── Provided entries ──
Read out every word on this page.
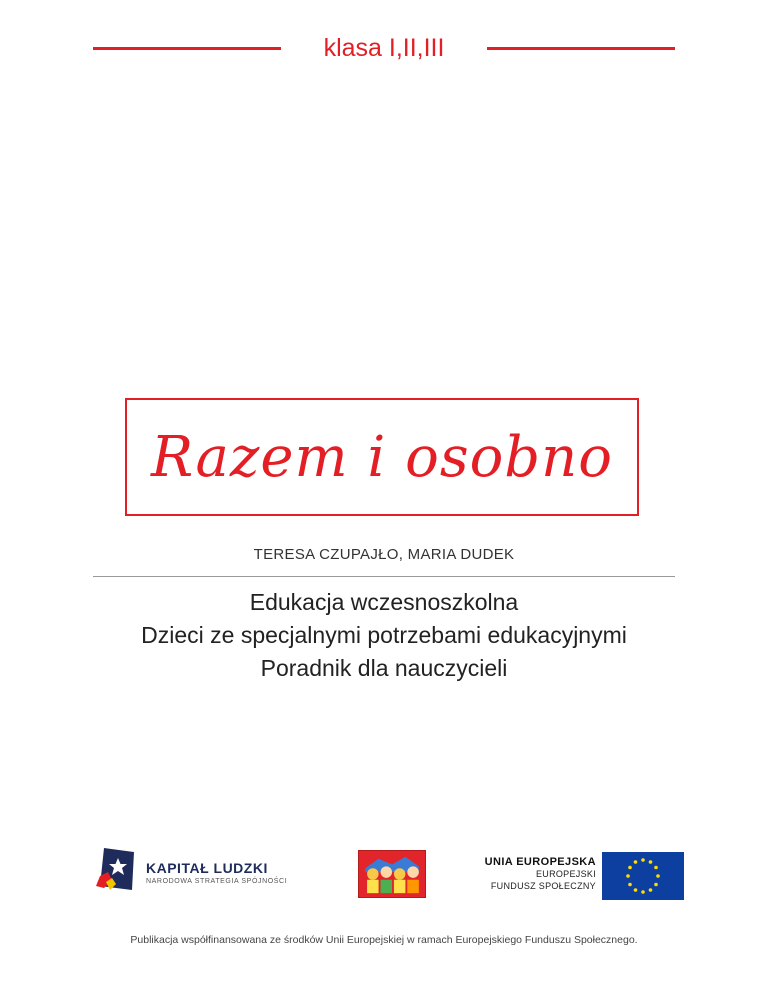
klasa I,II,III
Razem i osobno
TERESA CZUPAJŁO, MARIA DUDEK
Edukacja wczesnoszkolna
Dzieci ze specjalnymi potrzebami edukacyjnymi
Poradnik dla nauczycieli
KAPITAŁ LUDZKI
NARODOWA STRATEGIA SPÓJNOŚCI
UNIA EUROPEJSKA
EUROPEJSKI
FUNDUSZ SPOŁECZNY
Publikacja współfinansowana ze środków Unii Europejskiej w ramach Europejskiego Funduszu Społecznego.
───
# Work required
Quote the entries above word for word. Leave the images out.

# Right answer
Read out every word on this page.
klasa I,II,III
Razem i osobno
TERESA CZUPAJŁO, MARIA DUDEK
Edukacja wczesnoszkolna
Dzieci ze specjalnymi potrzebami edukacyjnymi
Poradnik dla nauczycieli
KAPITAŁ LUDZKI
NARODOWA STRATEGIA SPÓJNOŚCI
UNIA EUROPEJSKA
EUROPEJSKI
FUNDUSZ SPOŁECZNY
Publikacja współfinansowana ze środków Unii Europejskiej w ramach Europejskiego Funduszu Społecznego.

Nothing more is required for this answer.